Task to complete → Omit all images. Write out the rest of the material exactly.

Data for this task →

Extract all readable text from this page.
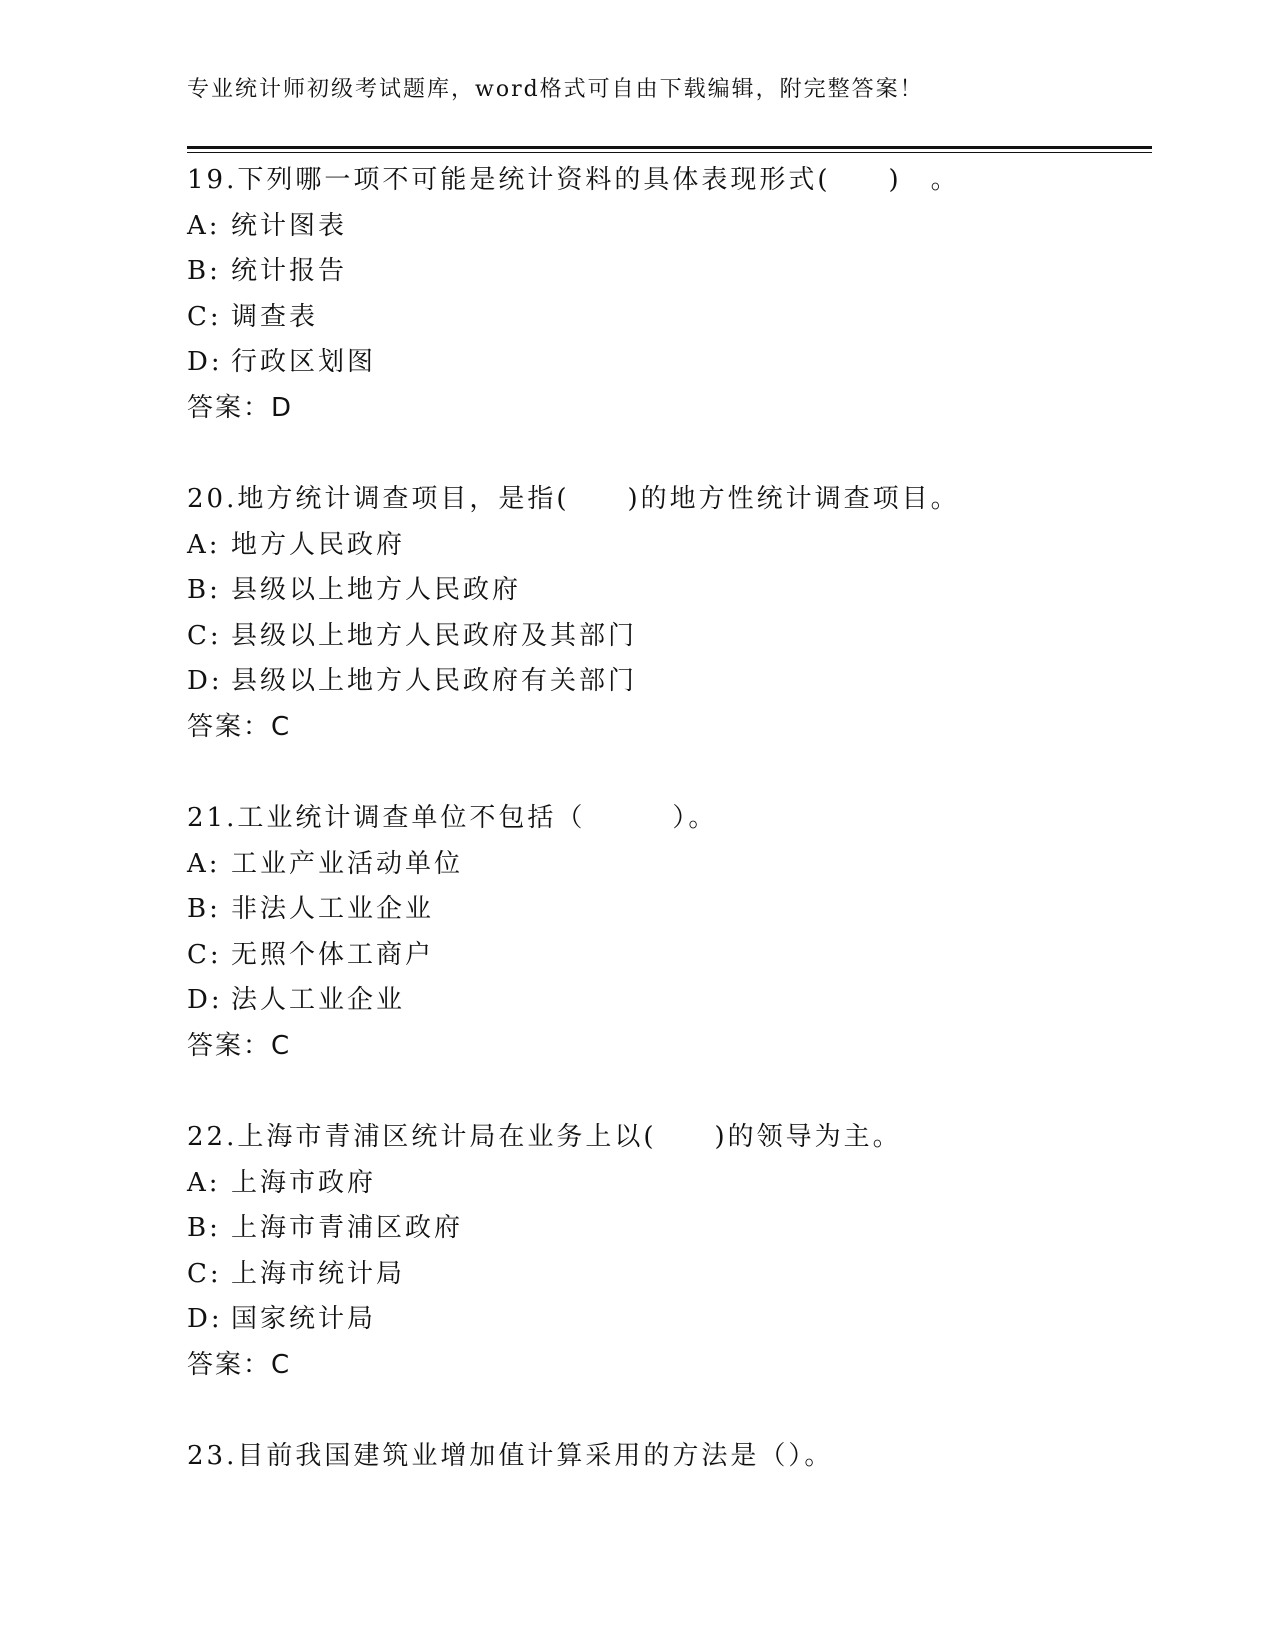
专业统计师初级考试题库，word格式可自由下载编辑，附完整答案！
19.下列哪一项不可能是统计资料的具体表现形式(　　)　。
A: 统计图表
B: 统计报告
C: 调查表
D: 行政区划图
答案：D
20.地方统计调查项目，是指(　　)的地方性统计调查项目。
A: 地方人民政府
B: 县级以上地方人民政府
C: 县级以上地方人民政府及其部门
D: 县级以上地方人民政府有关部门
答案：C
21.工业统计调查单位不包括（　　　）。
A: 工业产业活动单位
B: 非法人工业企业
C: 无照个体工商户
D: 法人工业企业
答案：C
22.上海市青浦区统计局在业务上以(　　)的领导为主。
A: 上海市政府
B: 上海市青浦区政府
C: 上海市统计局
D: 国家统计局
答案：C
23.目前我国建筑业增加值计算采用的方法是（）。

Output below →
Extract all readable text from this page.
专业统计师初级考试题库，word格式可自由下载编辑，附完整答案！
19.下列哪一项不可能是统计资料的具体表现形式(　　)　。
A: 统计图表
B: 统计报告
C: 调查表
D: 行政区划图
答案：D
20.地方统计调查项目，是指(　　)的地方性统计调查项目。
A: 地方人民政府
B: 县级以上地方人民政府
C: 县级以上地方人民政府及其部门
D: 县级以上地方人民政府有关部门
答案：C
21.工业统计调查单位不包括（　　　）。
A: 工业产业活动单位
B: 非法人工业企业
C: 无照个体工商户
D: 法人工业企业
答案：C
22.上海市青浦区统计局在业务上以(　　)的领导为主。
A: 上海市政府
B: 上海市青浦区政府
C: 上海市统计局
D: 国家统计局
答案：C
23.目前我国建筑业增加值计算采用的方法是（）。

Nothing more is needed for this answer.